**Data extracted from a collection**
▽
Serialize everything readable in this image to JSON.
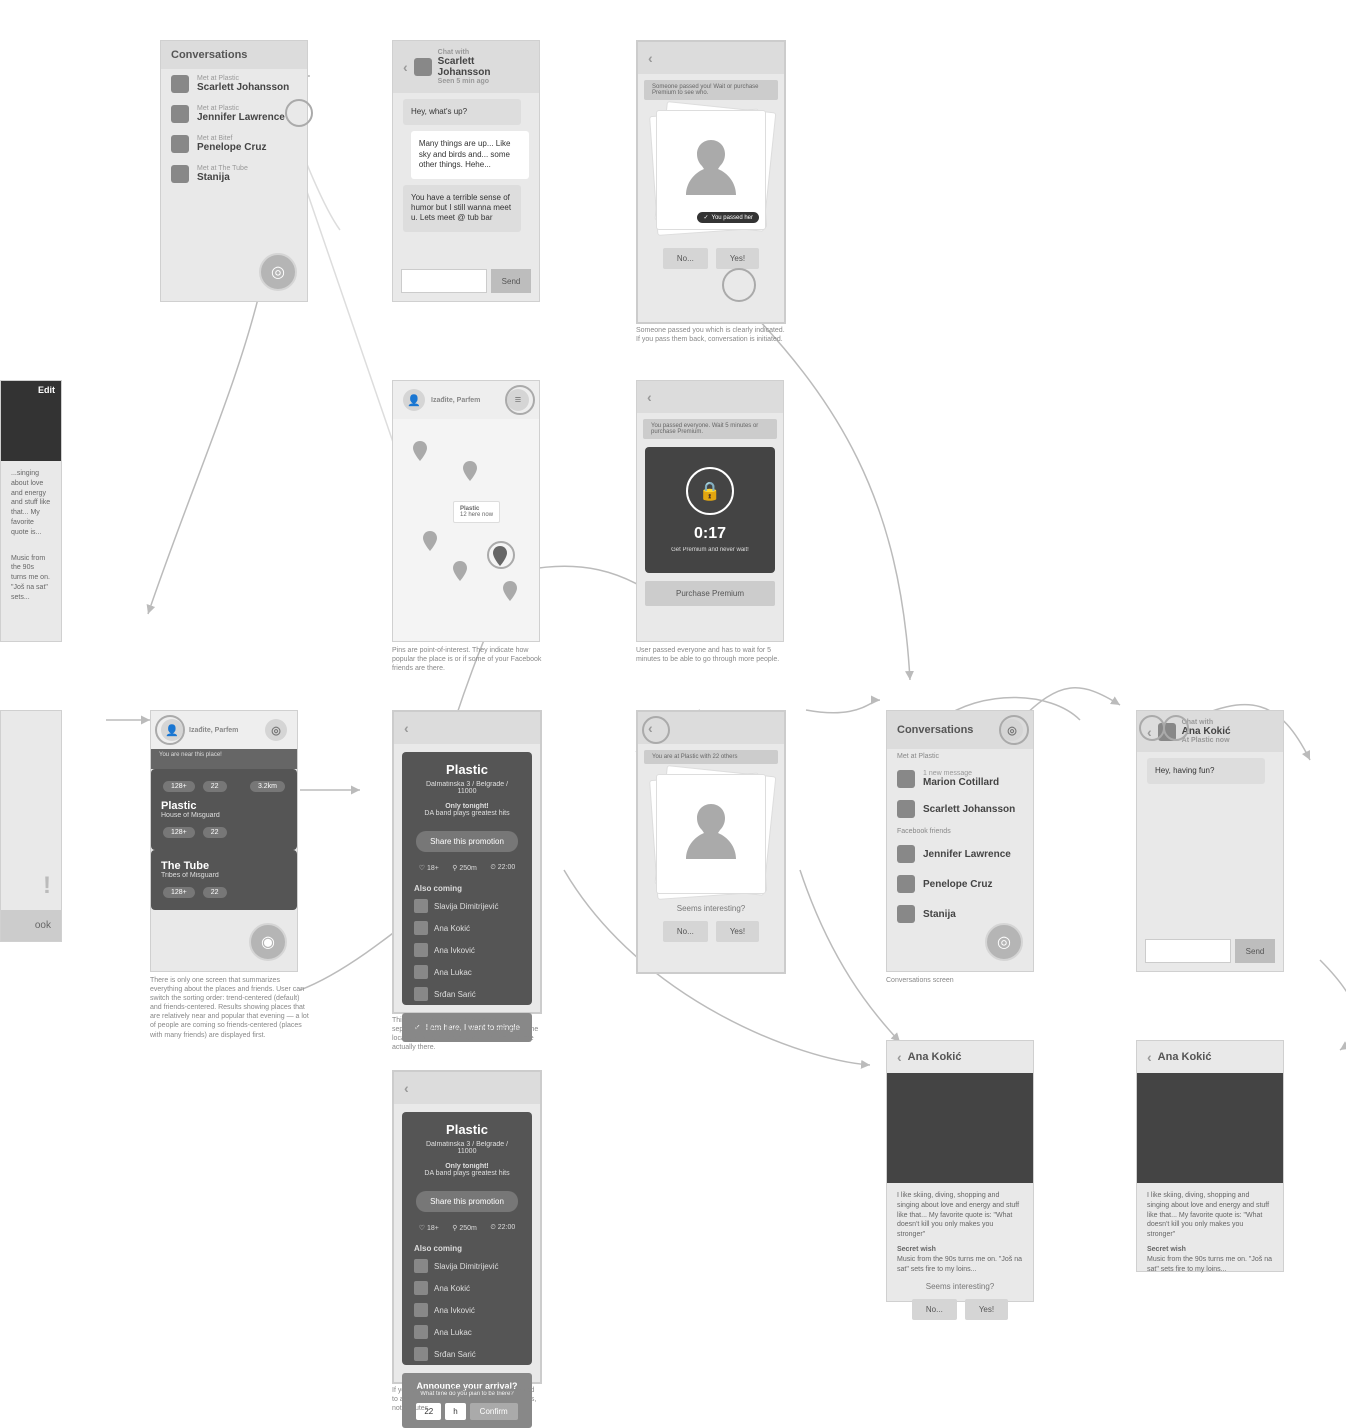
{
  "screens": {
    "convo1": {
      "title": "Conversations",
      "items": [
        {
          "caption": "Met at Plastic",
          "name": "Scarlett Johansson"
        },
        {
          "caption": "Met at Plastic",
          "name": "Jennifer Lawrence"
        },
        {
          "caption": "Met at Bitef",
          "name": "Penelope Cruz"
        },
        {
          "caption": "Met at The Tube",
          "name": "Stanija"
        }
      ]
    },
    "chat1": {
      "header_caption": "Chat with",
      "header_name": "Scarlett Johansson",
      "header_sub": "Seen 5 min ago",
      "messages": [
        {
          "dir": "in",
          "text": "Hey, what's up?"
        },
        {
          "dir": "out",
          "text": "Many things are up... Like sky and birds and... some other things. Hehe..."
        },
        {
          "dir": "in",
          "text": "You have a terrible sense of humor but I still wanna meet u. Lets meet @ tub bar"
        }
      ],
      "send": "Send"
    },
    "map": {
      "search": "Izađite, Parfem",
      "popover": "Plastic",
      "popover_sub": "12 here now",
      "caption": "Pins are point-of-interest. They indicate how popular the place is or if some of your Facebook friends are there."
    },
    "feed": {
      "search": "Izađite, Parfem",
      "near_label": "You are near this place!",
      "venue1": {
        "name": "Plastic",
        "sub": "House of Misguard"
      },
      "venue2": {
        "name": "The Tube",
        "sub": "Tribes of Misguard"
      },
      "pills": [
        "128+",
        "22",
        "3.2km"
      ],
      "pills2": [
        "128+",
        "22"
      ],
      "caption": "There is only one screen that summarizes everything about the places and friends. User can switch the sorting order: trend-centered (default) and friends-centered. Results showing places that are relatively near and popular that evening — a lot of people are coming so friends-centered (places with many friends) are displayed first."
    },
    "venue_detail": {
      "name": "Plastic",
      "location": "Dalmatinska 3 / Belgrade / 11000",
      "event": "Only tonight!",
      "event_sub": "DA band plays greatest hits",
      "share": "Share this promotion",
      "stats": [
        "18+",
        "250m",
        "22:00"
      ],
      "also": "Also coming",
      "people": [
        "Slavija Dimitrijević",
        "Ana Kokić",
        "Ana Ivković",
        "Ana Lukac",
        "Srđan Sarić"
      ],
      "cta": "I am here, I want to mingle",
      "caption": "This is no longer a modal window but a separate screen. If you are close enough to the location you are asked to confirm that you are actually there."
    },
    "venue_announce": {
      "announce_title": "Announce your arrival?",
      "announce_sub": "What time do you plan to be there?",
      "hours": "22",
      "h": "h",
      "confirm": "Confirm",
      "caption": "If you are not near the location, you are asked to announce your arrival specifying only hours, not minutes."
    },
    "passed": {
      "banner": "Someone passed you! Wait or purchase Premium to see who.",
      "chip": "You passed her",
      "btn_no": "No...",
      "btn_yes": "Yes!",
      "caption": "Someone passed you which is clearly indicated. If you pass them back, conversation is initiated."
    },
    "locked": {
      "banner": "You passed everyone. Wait 5 minutes or purchase Premium.",
      "timer": "0:17",
      "timer_sub": "Get Premium and never wait!",
      "purchase": "Purchase Premium",
      "caption": "User passed everyone and has to wait for 5 minutes to be able to go through more people."
    },
    "swipe": {
      "banner": "You are at Plastic with 22 others",
      "question": "Seems interesting?",
      "btn_no": "No...",
      "btn_yes": "Yes!"
    },
    "convo2": {
      "title": "Conversations",
      "section1": "Met at Plastic",
      "items1": [
        {
          "caption": "1 new message",
          "name": "Marion Cotillard"
        },
        {
          "name": "Scarlett Johansson"
        }
      ],
      "section2": "Facebook friends",
      "items2": [
        {
          "name": "Jennifer Lawrence"
        },
        {
          "name": "Penelope Cruz"
        },
        {
          "name": "Stanija"
        }
      ],
      "caption": "Conversations screen"
    },
    "chat2": {
      "header_caption": "Chat with",
      "header_name": "Ana Kokić",
      "header_sub": "At Plastic now",
      "msg": "Hey, having fun?",
      "send": "Send"
    },
    "profile": {
      "name": "Ana Kokić",
      "bio": "I like skiing, diving, shopping and singing about love and energy and stuff like that... My favorite quote is: \"What doesn't kill you only makes you stronger\"",
      "secret_label": "Secret wish",
      "secret": "Music from the 90s turns me on. \"Još na sat\" sets fire to my loins...",
      "question": "Seems interesting?",
      "btn_no": "No...",
      "btn_yes": "Yes!"
    },
    "edit": {
      "label": "Edit",
      "bio_snip": "...singing about love and energy and stuff like that... My favorite quote is...",
      "secret": "Music from the 90s turns me on. \"Još na sat\" sets..."
    },
    "fb": {
      "title": "!",
      "btn": "ook"
    }
  }
}
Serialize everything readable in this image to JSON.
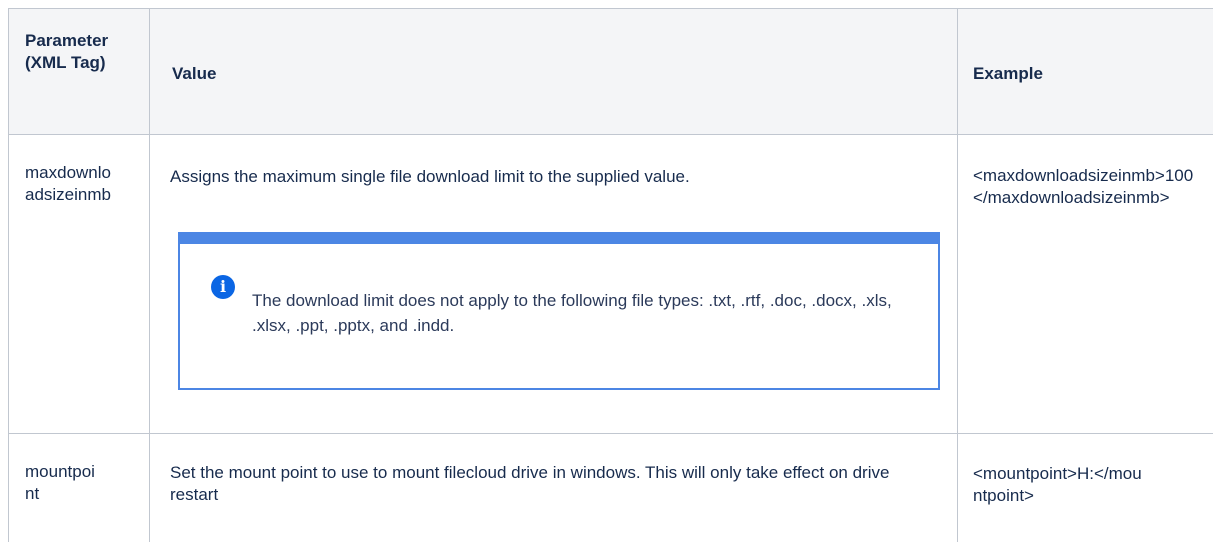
{
  "table": {
    "headers": {
      "parameter": "Parameter (XML Tag)",
      "value": "Value",
      "example": "Example"
    },
    "rows": [
      {
        "parameter": "maxdownloadsizeinmb",
        "value": "Assigns the maximum single file download limit to the supplied value.",
        "note": {
          "icon": "info-icon",
          "text": "The download limit does not apply to the following file types: .txt, .rtf, .doc, .docx, .xls, .xlsx, .ppt, .pptx, and .indd."
        },
        "example": "<maxdownloadsizeinmb>100</maxdownloadsizeinmb>"
      },
      {
        "parameter": "mountpoint",
        "value": "Set the mount point to use to mount filecloud drive in windows. This will only take effect on drive restart",
        "example": "<mountpoint>H:</mountpoint>"
      }
    ]
  },
  "colors": {
    "header_bg": "#f4f5f7",
    "grid_line": "#c1c7d0",
    "note_border": "#4c86e4",
    "info_icon": "#0b66e4"
  }
}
△
**Exercise details**
Without the pictures, print the whole listing exactly as given.

**Answer for this exercise**
Serialize everything readable in this image to JSON.
{
  "screens": {
    "convo1": {
      "title": "Conversations",
      "items": [
        {
          "caption": "Met at Plastic",
          "name": "Scarlett Johansson"
        },
        {
          "caption": "Met at Plastic",
          "name": "Jennifer Lawrence"
        },
        {
          "caption": "Met at Bitef",
          "name": "Penelope Cruz"
        },
        {
          "caption": "Met at The Tube",
          "name": "Stanija"
        }
      ]
    },
    "chat1": {
      "header_caption": "Chat with",
      "header_name": "Scarlett Johansson",
      "header_sub": "Seen 5 min ago",
      "messages": [
        {
          "dir": "in",
          "text": "Hey, what's up?"
        },
        {
          "dir": "out",
          "text": "Many things are up... Like sky and birds and... some other things. Hehe..."
        },
        {
          "dir": "in",
          "text": "You have a terrible sense of humor but I still wanna meet u. Lets meet @ tub bar"
        }
      ],
      "send": "Send"
    },
    "map": {
      "search": "Izađite, Parfem",
      "popover": "Plastic",
      "popover_sub": "12 here now",
      "caption": "Pins are point-of-interest. They indicate how popular the place is or if some of your Facebook friends are there."
    },
    "feed": {
      "search": "Izađite, Parfem",
      "near_label": "You are near this place!",
      "venue1": {
        "name": "Plastic",
        "sub": "House of Misguard"
      },
      "venue2": {
        "name": "The Tube",
        "sub": "Tribes of Misguard"
      },
      "pills": [
        "128+",
        "22",
        "3.2km"
      ],
      "pills2": [
        "128+",
        "22"
      ],
      "caption": "There is only one screen that summarizes everything about the places and friends. User can switch the sorting order: trend-centered (default) and friends-centered. Results showing places that are relatively near and popular that evening — a lot of people are coming so friends-centered (places with many friends) are displayed first."
    },
    "venue_detail": {
      "name": "Plastic",
      "location": "Dalmatinska 3 / Belgrade / 11000",
      "event": "Only tonight!",
      "event_sub": "DA band plays greatest hits",
      "share": "Share this promotion",
      "stats": [
        "18+",
        "250m",
        "22:00"
      ],
      "also": "Also coming",
      "people": [
        "Slavija Dimitrijević",
        "Ana Kokić",
        "Ana Ivković",
        "Ana Lukac",
        "Srđan Sarić"
      ],
      "cta": "I am here, I want to mingle",
      "caption": "This is no longer a modal window but a separate screen. If you are close enough to the location you are asked to confirm that you are actually there."
    },
    "venue_announce": {
      "announce_title": "Announce your arrival?",
      "announce_sub": "What time do you plan to be there?",
      "hours": "22",
      "h": "h",
      "confirm": "Confirm",
      "caption": "If you are not near the location, you are asked to announce your arrival specifying only hours, not minutes."
    },
    "passed": {
      "banner": "Someone passed you! Wait or purchase Premium to see who.",
      "chip": "You passed her",
      "btn_no": "No...",
      "btn_yes": "Yes!",
      "caption": "Someone passed you which is clearly indicated. If you pass them back, conversation is initiated."
    },
    "locked": {
      "banner": "You passed everyone. Wait 5 minutes or purchase Premium.",
      "timer": "0:17",
      "timer_sub": "Get Premium and never wait!",
      "purchase": "Purchase Premium",
      "caption": "User passed everyone and has to wait for 5 minutes to be able to go through more people."
    },
    "swipe": {
      "banner": "You are at Plastic with 22 others",
      "question": "Seems interesting?",
      "btn_no": "No...",
      "btn_yes": "Yes!"
    },
    "convo2": {
      "title": "Conversations",
      "section1": "Met at Plastic",
      "items1": [
        {
          "caption": "1 new message",
          "name": "Marion Cotillard"
        },
        {
          "name": "Scarlett Johansson"
        }
      ],
      "section2": "Facebook friends",
      "items2": [
        {
          "name": "Jennifer Lawrence"
        },
        {
          "name": "Penelope Cruz"
        },
        {
          "name": "Stanija"
        }
      ],
      "caption": "Conversations screen"
    },
    "chat2": {
      "header_caption": "Chat with",
      "header_name": "Ana Kokić",
      "header_sub": "At Plastic now",
      "msg": "Hey, having fun?",
      "send": "Send"
    },
    "profile": {
      "name": "Ana Kokić",
      "bio": "I like skiing, diving, shopping and singing about love and energy and stuff like that... My favorite quote is: \"What doesn't kill you only makes you stronger\"",
      "secret_label": "Secret wish",
      "secret": "Music from the 90s turns me on. \"Još na sat\" sets fire to my loins...",
      "question": "Seems interesting?",
      "btn_no": "No...",
      "btn_yes": "Yes!"
    },
    "edit": {
      "label": "Edit",
      "bio_snip": "...singing about love and energy and stuff like that... My favorite quote is...",
      "secret": "Music from the 90s turns me on. \"Još na sat\" sets..."
    },
    "fb": {
      "title": "!",
      "btn": "ook"
    }
  }
}
Serialize everything readable in this image to JSON.
{
  "table": {
    "headers": {
      "parameter": "Parameter (XML Tag)",
      "value": "Value",
      "example": "Example"
    },
    "rows": [
      {
        "parameter": "maxdownloadsizeinmb",
        "value": "Assigns the maximum single file download limit to the supplied value.",
        "note": {
          "icon": "info-icon",
          "text": "The download limit does not apply to the following file types: .txt, .rtf, .doc, .docx, .xls, .xlsx, .ppt, .pptx, and .indd."
        },
        "example": "<maxdownloadsizeinmb>100</maxdownloadsizeinmb>"
      },
      {
        "parameter": "mountpoint",
        "value": "Set the mount point to use to mount filecloud drive in windows. This will only take effect on drive restart",
        "example": "<mountpoint>H:</mountpoint>"
      }
    ]
  },
  "colors": {
    "header_bg": "#f4f5f7",
    "grid_line": "#c1c7d0",
    "note_border": "#4c86e4",
    "info_icon": "#0b66e4"
  }
}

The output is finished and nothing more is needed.